Problem to solve>
Pull out each line of the records holding the string "obstetrik".

--- Extracted entries ---

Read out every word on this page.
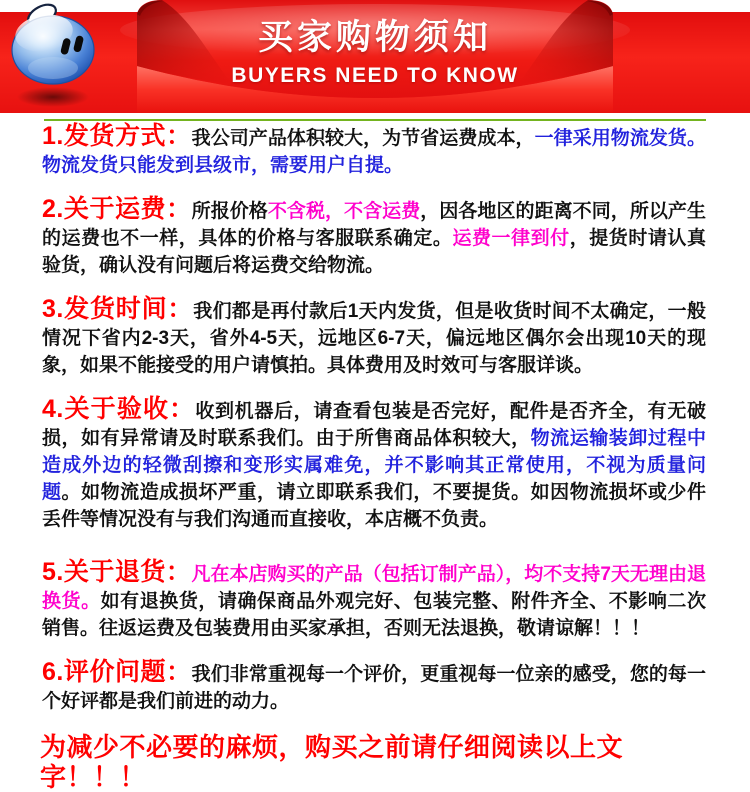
买家购物须知
BUYERS NEED TO KNOW

1.发货方式：我公司产品体积较大，为节省运费成本，一律采用物流发货。物流发货只能发到县级市，需要用户自提。

2.关于运费：所报价格不含税，不含运费，因各地区的距离不同，所以产生的运费也不一样，具体的价格与客服联系确定。运费一律到付，提货时请认真验货，确认没有问题后将运费交给物流。

3.发货时间：我们都是再付款后1天内发货，但是收货时间不太确定，一般情况下省内2-3天，省外4-5天，远地区6-7天，偏远地区偶尔会出现10天的现象，如果不能接受的用户请慎拍。具体费用及时效可与客服详谈。

4.关于验收：收到机器后，请查看包装是否完好，配件是否齐全，有无破损，如有异常请及时联系我们。由于所售商品体积较大，物流运输装卸过程中造成外边的轻微刮擦和变形实属难免，并不影响其正常使用，不视为质量问题。如物流造成损坏严重，请立即联系我们，不要提货。如因物流损坏或少件丢件等情况没有与我们沟通而直接收，本店概不负责。

5.关于退货：凡在本店购买的产品（包括订制产品），均不支持7天无理由退换货。如有退换货，请确保商品外观完好、包装完整、附件齐全、不影响二次销售。往返运费及包装费用由买家承担，否则无法退换，敬请谅解！！！

6.评价问题：我们非常重视每一个评价，更重视每一位亲的感受，您的每一个好评都是我们前进的动力。

为减少不必要的麻烦，购买之前请仔细阅读以上文字！！！
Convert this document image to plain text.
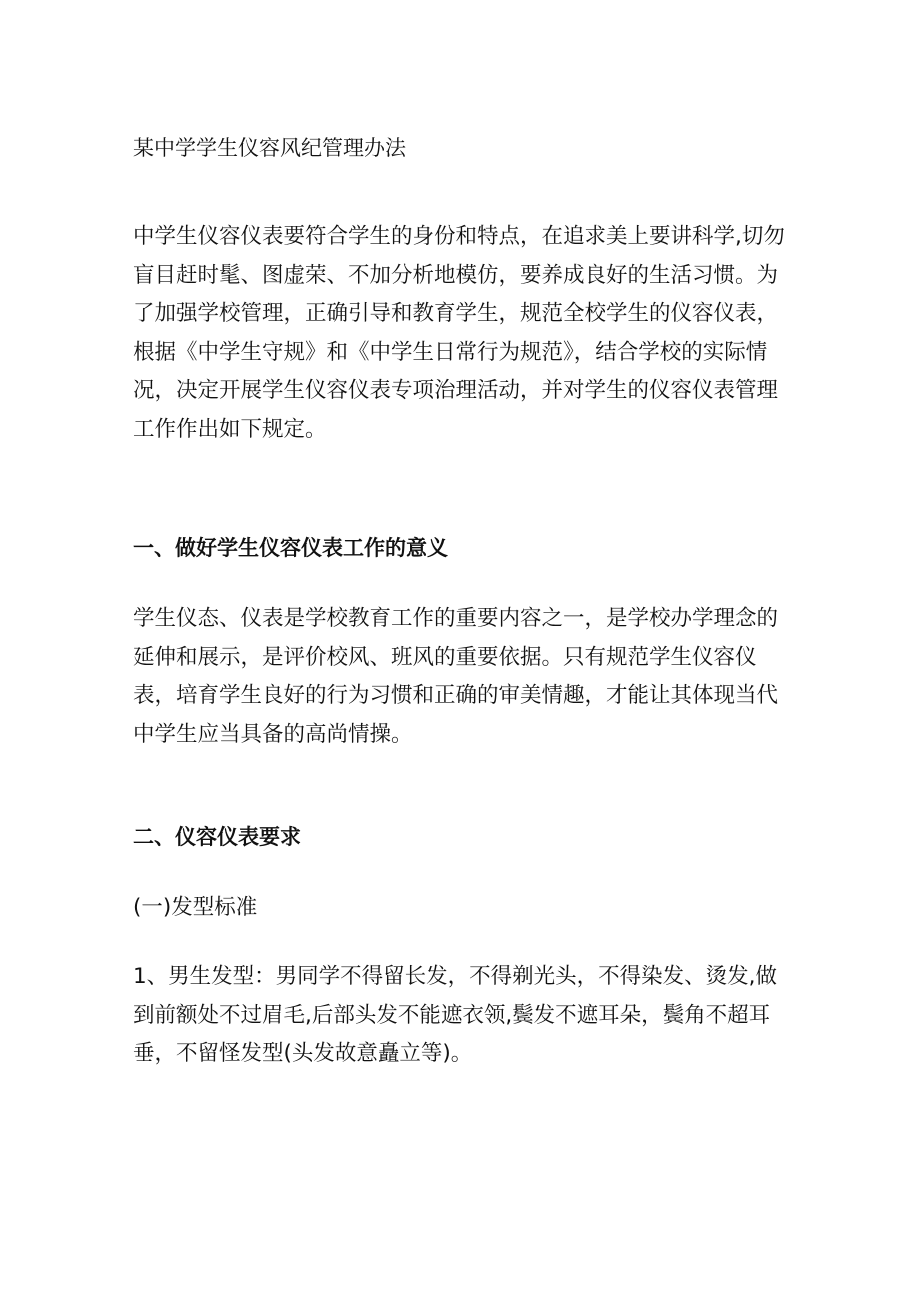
某中学学生仪容风纪管理办法
中学生仪容仪表要符合学生的身份和特点，在追求美上要讲科学,切勿
盲目赶时髦、图虚荣、不加分析地模仿，要养成良好的生活习惯。为
了加强学校管理，正确引导和教育学生，规范全校学生的仪容仪表，
根据《中学生守规》和《中学生日常行为规范》，结合学校的实际情
况，决定开展学生仪容仪表专项治理活动，并对学生的仪容仪表管理
工作作出如下规定。
一、做好学生仪容仪表工作的意义
学生仪态、仪表是学校教育工作的重要内容之一，是学校办学理念的
延伸和展示，是评价校风、班风的重要依据。只有规范学生仪容仪
表，培育学生良好的行为习惯和正确的审美情趣，才能让其体现当代
中学生应当具备的高尚情操。
二、仪容仪表要求
(一)发型标准
1、男生发型：男同学不得留长发，不得剃光头，不得染发、烫发,做
到前额处不过眉毛,后部头发不能遮衣领,鬓发不遮耳朵，鬓角不超耳
垂，不留怪发型(头发故意矗立等)。
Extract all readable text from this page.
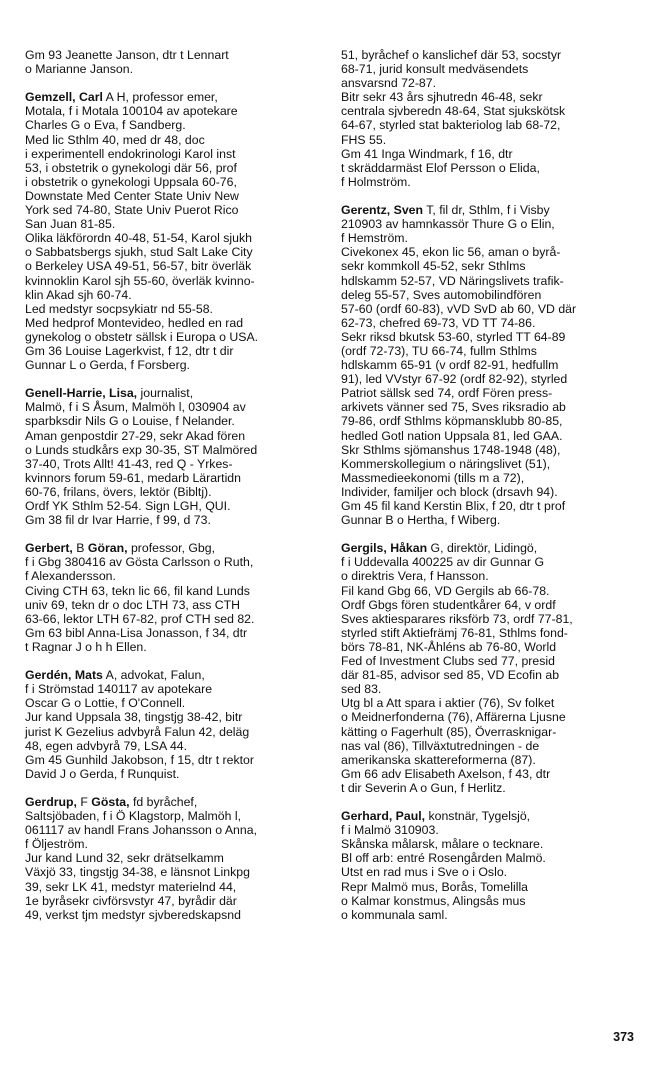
Gm 93 Jeanette Janson, dtr t Lennart
o Marianne Janson.
Gemzell, Carl A H, professor emer,
Motala, f i Motala 100104 av apotekare
Charles G o Eva, f Sandberg.
Med lic Sthlm 40, med dr 48, doc
i experimentell endokrinologi Karol inst
53, i obstetrik o gynekologi där 56, prof
i obstetrik o gynekologi Uppsala 60-76,
Downstate Med Center State Univ New
York sed 74-80, State Univ Puerot Rico
San Juan 81-85.
Olika läkförordn 40-48, 51-54, Karol sjukh
o Sabbatsbergs sjukh, stud Salt Lake City
o Berkeley USA 49-51, 56-57, bitr överläk
kvinnoklin Karol sjh 55-60, överläk kvinno-
klin Akad sjh 60-74.
Led medstyr socpsykiatr nd 55-58.
Med hedprof Montevideo, hedled en rad
gynekolog o obstetr sällsk i Europa o USA.
Gm 36 Louise Lagerkvist, f 12, dtr t dir
Gunnar L o Gerda, f Forsberg.
Genell-Harrie, Lisa, journalist,
Malmö, f i S Åsum, Malmöh l, 030904 av
sparbksdir Nils G o Louise, f Nelander.
Aman genpostdir 27-29, sekr Akad fören
o Lunds studkårs exp 30-35, ST Malmöred
37-40, Trots Allt! 41-43, red Q - Yrkes-
kvinnors forum 59-61, medarb Lärartidn
60-76, frilans, övers, lektör (Bibltj).
Ordf YK Sthlm 52-54. Sign LGH, QUI.
Gm 38 fil dr Ivar Harrie, f 99, d 73.
Gerbert, B Göran, professor, Gbg,
f i Gbg 380416 av Gösta Carlsson o Ruth,
f Alexandersson.
Civing CTH 63, tekn lic 66, fil kand Lunds
univ 69, tekn dr o doc LTH 73, ass CTH
63-66, lektor LTH 67-82, prof CTH sed 82.
Gm 63 bibl Anna-Lisa Jonasson, f 34, dtr
t Ragnar J o h h Ellen.
Gerdén, Mats A, advokat, Falun,
f i Strömstad 140117 av apotekare
Oscar G o Lottie, f O'Connell.
Jur kand Uppsala 38, tingstjg 38-42, bitr
jurist K Gezelius advbyrå Falun 42, deläg
48, egen advbyrå 79, LSA 44.
Gm 45 Gunhild Jakobson, f 15, dtr t rektor
David J o Gerda, f Runquist.
Gerdrup, F Gösta, fd byråchef,
Saltsjöbaden, f i Ö Klagstorp, Malmöh l,
061117 av handl Frans Johansson o Anna,
f Öljeström.
Jur kand Lund 32, sekr drätselkamm
Växjö 33, tingstjg 34-38, e länsnot Linkpg
39, sekr LK 41, medstyr materielnd 44,
1e byråsekr civförsvstyr 47, byrådir där
49, verkst tjm medstyr sjvberedskapsnd
51, byråchef o kanslichef där 53, socstyr
68-71, jurid konsult medväsendets
ansvarsnd 72-87.
Bitr sekr 43 års sjhutredn 46-48, sekr
centrala sjvberedn 48-64, Stat sjukskötsk
64-67, styrled stat bakteriolog lab 68-72,
FHS 55.
Gm 41 Inga Windmark, f 16, dtr
t skräddarmäst Elof Persson o Elida,
f Holmström.
Gerentz, Sven T, fil dr, Sthlm, f i Visby
210903 av hamnkassör Thure G o Elin,
f Hemström.
Civekonex 45, ekon lic 56, aman o byrå-
sekr kommkoll 45-52, sekr Sthlms
hdlskamm 52-57, VD Näringslivets trafik-
deleg 55-57, Sves automobilindfören
57-60 (ordf 60-83), vVD SvD ab 60, VD där
62-73, chefred 69-73, VD TT 74-86.
Sekr riksd bkutsk 53-60, styrled TT 64-89
(ordf 72-73), TU 66-74, fullm Sthlms
hdlskamm 65-91 (v ordf 82-91, hedfullm
91), led VVstyr 67-92 (ordf 82-92), styrled
Patriot sällsk sed 74, ordf Fören press-
arkivets vänner sed 75, Sves riksradio ab
79-86, ordf Sthlms köpmansklubb 80-85,
hedled Gotl nation Uppsala 81, led GAA.
Skr Sthlms sjömanshus 1748-1948 (48),
Kommerskollegium o näringslivet (51),
Massmedieekonomi (tills m a 72),
Individer, familjer och block (drsavh 94).
Gm 45 fil kand Kerstin Blix, f 20, dtr t prof
Gunnar B o Hertha, f Wiberg.
Gergils, Håkan G, direktör, Lidingö,
f i Uddevalla 400225 av dir Gunnar G
o direktris Vera, f Hansson.
Fil kand Gbg 66, VD Gergils ab 66-78.
Ordf Gbgs fören studentkårer 64, v ordf
Sves aktiesparares riksförb 73, ordf 77-81,
styrled stift Aktiefrämj 76-81, Sthlms fond-
börs 78-81, NK-Åhléns ab 76-80, World
Fed of Investment Clubs sed 77, presid
där 81-85, advisor sed 85, VD Ecofin ab
sed 83.
Utg bl a Att spara i aktier (76), Sv folket
o Meidnerfonderna (76), Affärerna Ljusne
kätting o Fagerhult (85), Överrasknigar-
nas val (86), Tillväxtutredningen - de
amerikanska skattereformerna (87).
Gm 66 adv Elisabeth Axelson, f 43, dtr
t dir Severin A o Gun, f Herlitz.
Gerhard, Paul, konstnär, Tygelsjö,
f i Malmö 310903.
Skånska målarsk, målare o tecknare.
Bl off arb: entré Rosengården Malmö.
Utst en rad mus i Sve o i Oslo.
Repr Malmö mus, Borås, Tomelilla
o Kalmar konstmus, Alingsås mus
o kommunala saml.
373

---

The solution>
53, i obstetrik o gynekologi där 56, prof
i obstetrik o gynekologi Uppsala 60-76,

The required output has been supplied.